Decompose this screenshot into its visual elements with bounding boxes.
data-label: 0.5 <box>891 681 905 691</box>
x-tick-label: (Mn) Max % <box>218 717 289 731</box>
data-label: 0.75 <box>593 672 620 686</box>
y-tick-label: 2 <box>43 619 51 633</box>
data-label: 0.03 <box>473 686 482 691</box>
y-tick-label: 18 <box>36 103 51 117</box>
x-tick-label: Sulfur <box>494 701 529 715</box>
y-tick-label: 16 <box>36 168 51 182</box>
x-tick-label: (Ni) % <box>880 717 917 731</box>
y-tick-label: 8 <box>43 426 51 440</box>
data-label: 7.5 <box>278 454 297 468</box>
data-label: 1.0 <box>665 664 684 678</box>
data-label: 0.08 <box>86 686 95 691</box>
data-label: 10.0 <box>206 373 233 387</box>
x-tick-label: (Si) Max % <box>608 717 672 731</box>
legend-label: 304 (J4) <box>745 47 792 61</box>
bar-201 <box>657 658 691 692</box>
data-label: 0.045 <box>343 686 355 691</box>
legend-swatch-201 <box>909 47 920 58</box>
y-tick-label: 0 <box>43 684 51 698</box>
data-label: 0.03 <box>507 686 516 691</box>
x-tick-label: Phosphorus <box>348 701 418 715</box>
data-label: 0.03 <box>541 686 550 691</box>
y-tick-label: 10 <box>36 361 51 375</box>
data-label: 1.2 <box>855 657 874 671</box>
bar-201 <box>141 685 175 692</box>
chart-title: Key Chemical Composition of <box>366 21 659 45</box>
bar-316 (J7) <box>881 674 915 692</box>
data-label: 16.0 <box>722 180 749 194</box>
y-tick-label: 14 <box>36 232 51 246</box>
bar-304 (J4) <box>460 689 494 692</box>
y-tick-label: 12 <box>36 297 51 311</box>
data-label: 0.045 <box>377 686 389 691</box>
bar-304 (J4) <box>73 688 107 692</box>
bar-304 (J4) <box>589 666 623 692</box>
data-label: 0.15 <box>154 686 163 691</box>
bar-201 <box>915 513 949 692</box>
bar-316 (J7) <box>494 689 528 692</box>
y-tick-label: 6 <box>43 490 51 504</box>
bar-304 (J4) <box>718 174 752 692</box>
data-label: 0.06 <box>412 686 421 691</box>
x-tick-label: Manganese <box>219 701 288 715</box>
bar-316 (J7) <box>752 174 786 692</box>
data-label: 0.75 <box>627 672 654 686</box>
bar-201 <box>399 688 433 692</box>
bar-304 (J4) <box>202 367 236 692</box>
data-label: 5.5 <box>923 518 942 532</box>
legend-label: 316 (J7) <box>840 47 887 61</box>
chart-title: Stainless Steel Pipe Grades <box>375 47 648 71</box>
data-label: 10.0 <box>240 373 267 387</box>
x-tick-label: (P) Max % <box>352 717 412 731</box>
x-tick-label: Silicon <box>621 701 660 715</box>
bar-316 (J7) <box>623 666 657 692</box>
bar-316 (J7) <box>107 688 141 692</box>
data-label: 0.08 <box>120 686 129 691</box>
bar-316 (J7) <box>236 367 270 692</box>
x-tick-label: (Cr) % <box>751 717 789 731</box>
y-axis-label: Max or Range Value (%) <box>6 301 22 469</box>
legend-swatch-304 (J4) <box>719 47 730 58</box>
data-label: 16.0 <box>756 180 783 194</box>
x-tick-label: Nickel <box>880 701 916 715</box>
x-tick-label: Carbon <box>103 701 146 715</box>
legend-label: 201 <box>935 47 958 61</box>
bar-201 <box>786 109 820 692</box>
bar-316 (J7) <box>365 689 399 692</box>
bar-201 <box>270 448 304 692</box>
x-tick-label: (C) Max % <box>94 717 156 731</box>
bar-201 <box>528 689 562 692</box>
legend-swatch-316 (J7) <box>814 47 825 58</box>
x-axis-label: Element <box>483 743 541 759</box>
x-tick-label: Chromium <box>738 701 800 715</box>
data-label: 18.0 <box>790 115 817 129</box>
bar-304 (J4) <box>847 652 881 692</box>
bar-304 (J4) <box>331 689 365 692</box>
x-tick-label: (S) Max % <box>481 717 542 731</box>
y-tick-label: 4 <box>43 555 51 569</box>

----

- _WORK TO COMPLETE_: Copy all of the lines above word for word, keeping them in the same order.

- _REPLY TO THE EXERCISE_:
Decompose this screenshot into its visual elements with bounding boxes.
data-label: 0.5 <box>891 681 905 691</box>
x-tick-label: (Mn) Max % <box>218 717 289 731</box>
data-label: 0.75 <box>593 672 620 686</box>
y-tick-label: 2 <box>43 619 51 633</box>
data-label: 0.03 <box>473 686 482 691</box>
y-tick-label: 18 <box>36 103 51 117</box>
x-tick-label: Sulfur <box>494 701 529 715</box>
y-tick-label: 16 <box>36 168 51 182</box>
x-tick-label: (Ni) % <box>880 717 917 731</box>
y-tick-label: 8 <box>43 426 51 440</box>
data-label: 7.5 <box>278 454 297 468</box>
data-label: 1.0 <box>665 664 684 678</box>
data-label: 0.08 <box>86 686 95 691</box>
data-label: 10.0 <box>206 373 233 387</box>
x-tick-label: (Si) Max % <box>608 717 672 731</box>
legend-label: 304 (J4) <box>745 47 792 61</box>
bar-201 <box>657 658 691 692</box>
data-label: 0.045 <box>343 686 355 691</box>
legend-swatch-201 <box>909 47 920 58</box>
y-tick-label: 0 <box>43 684 51 698</box>
data-label: 0.03 <box>507 686 516 691</box>
x-tick-label: Phosphorus <box>348 701 418 715</box>
data-label: 0.03 <box>541 686 550 691</box>
y-tick-label: 10 <box>36 361 51 375</box>
data-label: 1.2 <box>855 657 874 671</box>
bar-201 <box>141 685 175 692</box>
chart-title: Key Chemical Composition of <box>366 21 659 45</box>
bar-316 (J7) <box>881 674 915 692</box>
data-label: 16.0 <box>722 180 749 194</box>
y-tick-label: 14 <box>36 232 51 246</box>
bar-304 (J4) <box>460 689 494 692</box>
y-tick-label: 12 <box>36 297 51 311</box>
data-label: 0.045 <box>377 686 389 691</box>
bar-304 (J4) <box>73 688 107 692</box>
bar-304 (J4) <box>589 666 623 692</box>
data-label: 0.15 <box>154 686 163 691</box>
bar-201 <box>915 513 949 692</box>
bar-316 (J7) <box>494 689 528 692</box>
y-tick-label: 6 <box>43 490 51 504</box>
bar-304 (J4) <box>718 174 752 692</box>
data-label: 0.06 <box>412 686 421 691</box>
x-tick-label: Manganese <box>219 701 288 715</box>
bar-316 (J7) <box>752 174 786 692</box>
data-label: 0.75 <box>627 672 654 686</box>
bar-201 <box>399 688 433 692</box>
bar-304 (J4) <box>202 367 236 692</box>
data-label: 5.5 <box>923 518 942 532</box>
legend-label: 316 (J7) <box>840 47 887 61</box>
chart-title: Stainless Steel Pipe Grades <box>375 47 648 71</box>
data-label: 10.0 <box>240 373 267 387</box>
x-tick-label: (P) Max % <box>352 717 412 731</box>
x-tick-label: Silicon <box>621 701 660 715</box>
bar-316 (J7) <box>623 666 657 692</box>
bar-316 (J7) <box>107 688 141 692</box>
data-label: 0.08 <box>120 686 129 691</box>
bar-316 (J7) <box>236 367 270 692</box>
x-tick-label: (Cr) % <box>751 717 789 731</box>
y-axis-label: Max or Range Value (%) <box>6 301 22 469</box>
legend-swatch-304 (J4) <box>719 47 730 58</box>
data-label: 16.0 <box>756 180 783 194</box>
x-tick-label: Nickel <box>880 701 916 715</box>
x-tick-label: Carbon <box>103 701 146 715</box>
legend-label: 201 <box>935 47 958 61</box>
bar-201 <box>786 109 820 692</box>
bar-316 (J7) <box>365 689 399 692</box>
bar-201 <box>270 448 304 692</box>
x-tick-label: (C) Max % <box>94 717 156 731</box>
bar-201 <box>528 689 562 692</box>
legend-swatch-316 (J7) <box>814 47 825 58</box>
x-axis-label: Element <box>483 743 541 759</box>
x-tick-label: Chromium <box>738 701 800 715</box>
data-label: 18.0 <box>790 115 817 129</box>
bar-304 (J4) <box>847 652 881 692</box>
bar-304 (J4) <box>331 689 365 692</box>
x-tick-label: (S) Max % <box>481 717 542 731</box>
y-tick-label: 4 <box>43 555 51 569</box>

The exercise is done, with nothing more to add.